__Stored rows__:
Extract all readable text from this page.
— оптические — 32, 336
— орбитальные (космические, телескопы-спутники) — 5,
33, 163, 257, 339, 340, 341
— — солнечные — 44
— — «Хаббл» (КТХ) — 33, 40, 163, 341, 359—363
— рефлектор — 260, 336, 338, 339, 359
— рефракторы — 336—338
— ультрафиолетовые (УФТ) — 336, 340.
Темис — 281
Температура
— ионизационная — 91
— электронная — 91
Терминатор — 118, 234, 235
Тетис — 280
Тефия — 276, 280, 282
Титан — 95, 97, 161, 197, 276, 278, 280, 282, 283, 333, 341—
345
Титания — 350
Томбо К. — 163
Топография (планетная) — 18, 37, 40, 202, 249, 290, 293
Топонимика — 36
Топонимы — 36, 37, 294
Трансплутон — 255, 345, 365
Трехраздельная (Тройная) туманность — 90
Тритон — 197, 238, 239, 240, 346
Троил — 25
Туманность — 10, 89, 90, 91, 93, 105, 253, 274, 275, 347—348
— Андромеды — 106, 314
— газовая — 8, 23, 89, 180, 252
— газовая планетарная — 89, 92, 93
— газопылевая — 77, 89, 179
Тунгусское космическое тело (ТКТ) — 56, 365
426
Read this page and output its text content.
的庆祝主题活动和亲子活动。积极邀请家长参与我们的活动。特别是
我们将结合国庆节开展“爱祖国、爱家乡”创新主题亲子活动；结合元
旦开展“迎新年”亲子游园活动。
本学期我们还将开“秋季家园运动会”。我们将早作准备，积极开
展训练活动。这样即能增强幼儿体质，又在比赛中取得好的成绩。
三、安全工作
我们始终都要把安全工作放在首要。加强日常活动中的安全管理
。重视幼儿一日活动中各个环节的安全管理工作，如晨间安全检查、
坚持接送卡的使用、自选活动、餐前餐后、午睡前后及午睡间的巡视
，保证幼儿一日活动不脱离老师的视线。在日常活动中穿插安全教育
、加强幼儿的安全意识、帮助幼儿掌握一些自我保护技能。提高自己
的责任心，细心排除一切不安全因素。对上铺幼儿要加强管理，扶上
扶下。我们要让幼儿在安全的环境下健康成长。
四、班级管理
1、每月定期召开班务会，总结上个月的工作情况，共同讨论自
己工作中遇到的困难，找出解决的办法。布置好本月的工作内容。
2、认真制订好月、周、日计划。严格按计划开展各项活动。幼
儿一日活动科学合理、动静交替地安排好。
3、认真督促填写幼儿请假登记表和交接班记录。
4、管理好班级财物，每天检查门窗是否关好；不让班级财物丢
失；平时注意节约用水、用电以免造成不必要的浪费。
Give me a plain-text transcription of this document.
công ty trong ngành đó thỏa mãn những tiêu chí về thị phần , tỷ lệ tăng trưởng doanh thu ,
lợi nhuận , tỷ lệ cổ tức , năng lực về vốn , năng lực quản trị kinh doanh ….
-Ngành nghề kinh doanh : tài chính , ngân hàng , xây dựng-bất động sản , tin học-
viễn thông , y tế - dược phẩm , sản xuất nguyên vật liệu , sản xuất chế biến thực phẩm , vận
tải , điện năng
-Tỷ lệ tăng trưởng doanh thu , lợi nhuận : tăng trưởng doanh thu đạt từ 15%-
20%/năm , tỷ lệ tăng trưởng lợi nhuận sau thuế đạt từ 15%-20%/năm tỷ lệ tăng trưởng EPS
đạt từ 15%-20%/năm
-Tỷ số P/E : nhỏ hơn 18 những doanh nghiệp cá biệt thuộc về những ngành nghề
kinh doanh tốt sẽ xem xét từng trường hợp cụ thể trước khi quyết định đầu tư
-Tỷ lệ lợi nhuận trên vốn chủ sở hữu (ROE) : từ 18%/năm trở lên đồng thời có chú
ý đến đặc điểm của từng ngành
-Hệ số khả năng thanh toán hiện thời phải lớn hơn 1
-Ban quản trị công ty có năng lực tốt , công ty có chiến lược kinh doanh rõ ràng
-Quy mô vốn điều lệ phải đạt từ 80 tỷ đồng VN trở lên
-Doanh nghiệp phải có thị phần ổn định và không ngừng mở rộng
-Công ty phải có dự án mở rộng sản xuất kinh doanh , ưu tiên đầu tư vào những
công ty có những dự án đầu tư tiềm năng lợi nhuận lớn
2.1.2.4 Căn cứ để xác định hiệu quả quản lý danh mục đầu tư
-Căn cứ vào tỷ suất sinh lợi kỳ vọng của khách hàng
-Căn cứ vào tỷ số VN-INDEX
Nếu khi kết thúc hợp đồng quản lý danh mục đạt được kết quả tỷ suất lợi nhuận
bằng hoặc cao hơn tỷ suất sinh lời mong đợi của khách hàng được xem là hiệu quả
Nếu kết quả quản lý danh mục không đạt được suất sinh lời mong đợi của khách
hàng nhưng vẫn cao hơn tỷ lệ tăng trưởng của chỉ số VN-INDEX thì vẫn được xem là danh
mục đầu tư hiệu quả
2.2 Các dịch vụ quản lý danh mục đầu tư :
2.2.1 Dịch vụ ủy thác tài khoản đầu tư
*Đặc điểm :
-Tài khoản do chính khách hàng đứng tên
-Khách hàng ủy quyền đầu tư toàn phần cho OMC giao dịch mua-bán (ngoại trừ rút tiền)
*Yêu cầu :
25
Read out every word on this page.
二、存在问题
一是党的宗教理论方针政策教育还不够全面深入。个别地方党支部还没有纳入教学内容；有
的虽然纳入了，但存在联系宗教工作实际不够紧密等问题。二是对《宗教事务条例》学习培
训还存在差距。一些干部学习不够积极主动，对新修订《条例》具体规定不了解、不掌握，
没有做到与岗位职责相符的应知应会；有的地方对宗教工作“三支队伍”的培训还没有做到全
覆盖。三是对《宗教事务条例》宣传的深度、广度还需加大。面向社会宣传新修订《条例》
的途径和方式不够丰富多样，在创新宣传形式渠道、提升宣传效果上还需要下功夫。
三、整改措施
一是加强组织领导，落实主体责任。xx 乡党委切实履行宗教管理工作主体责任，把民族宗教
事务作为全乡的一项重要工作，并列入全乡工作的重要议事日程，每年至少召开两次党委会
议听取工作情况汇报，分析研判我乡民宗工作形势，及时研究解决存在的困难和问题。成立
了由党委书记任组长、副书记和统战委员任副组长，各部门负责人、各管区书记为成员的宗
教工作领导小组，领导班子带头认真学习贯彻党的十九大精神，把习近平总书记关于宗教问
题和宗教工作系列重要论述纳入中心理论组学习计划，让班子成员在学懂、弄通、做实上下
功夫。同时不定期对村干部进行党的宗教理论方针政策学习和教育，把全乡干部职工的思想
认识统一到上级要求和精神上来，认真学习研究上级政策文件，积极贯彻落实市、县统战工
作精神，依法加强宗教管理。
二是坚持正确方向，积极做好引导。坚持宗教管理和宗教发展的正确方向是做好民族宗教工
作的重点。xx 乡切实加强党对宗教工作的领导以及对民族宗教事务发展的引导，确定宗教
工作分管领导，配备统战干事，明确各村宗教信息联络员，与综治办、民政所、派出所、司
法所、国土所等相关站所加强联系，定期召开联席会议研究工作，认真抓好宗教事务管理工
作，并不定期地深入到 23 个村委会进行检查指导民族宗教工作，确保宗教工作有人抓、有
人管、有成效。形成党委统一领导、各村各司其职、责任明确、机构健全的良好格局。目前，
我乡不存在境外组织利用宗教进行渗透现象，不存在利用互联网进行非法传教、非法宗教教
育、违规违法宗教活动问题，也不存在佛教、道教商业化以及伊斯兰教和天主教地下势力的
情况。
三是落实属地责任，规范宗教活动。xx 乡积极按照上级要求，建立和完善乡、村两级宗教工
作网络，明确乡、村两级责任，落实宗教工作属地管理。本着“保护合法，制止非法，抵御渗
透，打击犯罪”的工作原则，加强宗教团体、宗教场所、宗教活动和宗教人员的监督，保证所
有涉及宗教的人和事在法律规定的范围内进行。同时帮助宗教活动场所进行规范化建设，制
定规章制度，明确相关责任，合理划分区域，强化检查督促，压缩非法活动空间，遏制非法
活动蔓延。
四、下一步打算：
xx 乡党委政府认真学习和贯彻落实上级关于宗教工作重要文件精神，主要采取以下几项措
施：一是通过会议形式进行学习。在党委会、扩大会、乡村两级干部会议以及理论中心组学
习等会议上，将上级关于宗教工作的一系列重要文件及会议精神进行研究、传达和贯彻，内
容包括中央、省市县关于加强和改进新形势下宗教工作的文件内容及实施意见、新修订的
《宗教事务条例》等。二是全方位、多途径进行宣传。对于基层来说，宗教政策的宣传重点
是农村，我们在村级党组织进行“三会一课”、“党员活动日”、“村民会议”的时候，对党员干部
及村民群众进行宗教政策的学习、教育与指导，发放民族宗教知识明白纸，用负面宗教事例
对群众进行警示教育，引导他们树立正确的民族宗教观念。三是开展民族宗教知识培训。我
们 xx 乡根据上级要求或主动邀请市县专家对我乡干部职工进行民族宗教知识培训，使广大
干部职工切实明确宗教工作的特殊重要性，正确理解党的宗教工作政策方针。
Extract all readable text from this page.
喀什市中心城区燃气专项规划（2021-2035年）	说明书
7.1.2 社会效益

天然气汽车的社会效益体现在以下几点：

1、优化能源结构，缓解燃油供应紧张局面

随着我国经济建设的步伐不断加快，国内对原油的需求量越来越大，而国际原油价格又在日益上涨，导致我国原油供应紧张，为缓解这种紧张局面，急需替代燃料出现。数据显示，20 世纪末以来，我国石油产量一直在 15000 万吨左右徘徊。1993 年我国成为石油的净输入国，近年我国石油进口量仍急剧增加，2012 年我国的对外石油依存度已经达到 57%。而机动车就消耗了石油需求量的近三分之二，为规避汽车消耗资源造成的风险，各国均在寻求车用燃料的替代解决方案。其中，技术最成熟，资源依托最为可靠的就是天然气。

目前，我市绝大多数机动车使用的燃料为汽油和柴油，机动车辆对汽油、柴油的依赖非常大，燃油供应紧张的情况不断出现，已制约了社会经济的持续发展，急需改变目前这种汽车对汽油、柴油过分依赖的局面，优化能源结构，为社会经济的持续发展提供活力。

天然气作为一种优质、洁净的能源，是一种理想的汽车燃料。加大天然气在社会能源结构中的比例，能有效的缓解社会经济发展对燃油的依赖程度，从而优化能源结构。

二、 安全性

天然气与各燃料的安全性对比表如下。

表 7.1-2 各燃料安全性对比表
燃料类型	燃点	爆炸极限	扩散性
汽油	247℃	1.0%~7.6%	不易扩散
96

__Problem__: Copy each line that holds the word "page".

__Answer to this problem__:
Extract all readable text from this page.
Read this page and output its text content.
Read out every word on this page.
Extract all readable text from this page.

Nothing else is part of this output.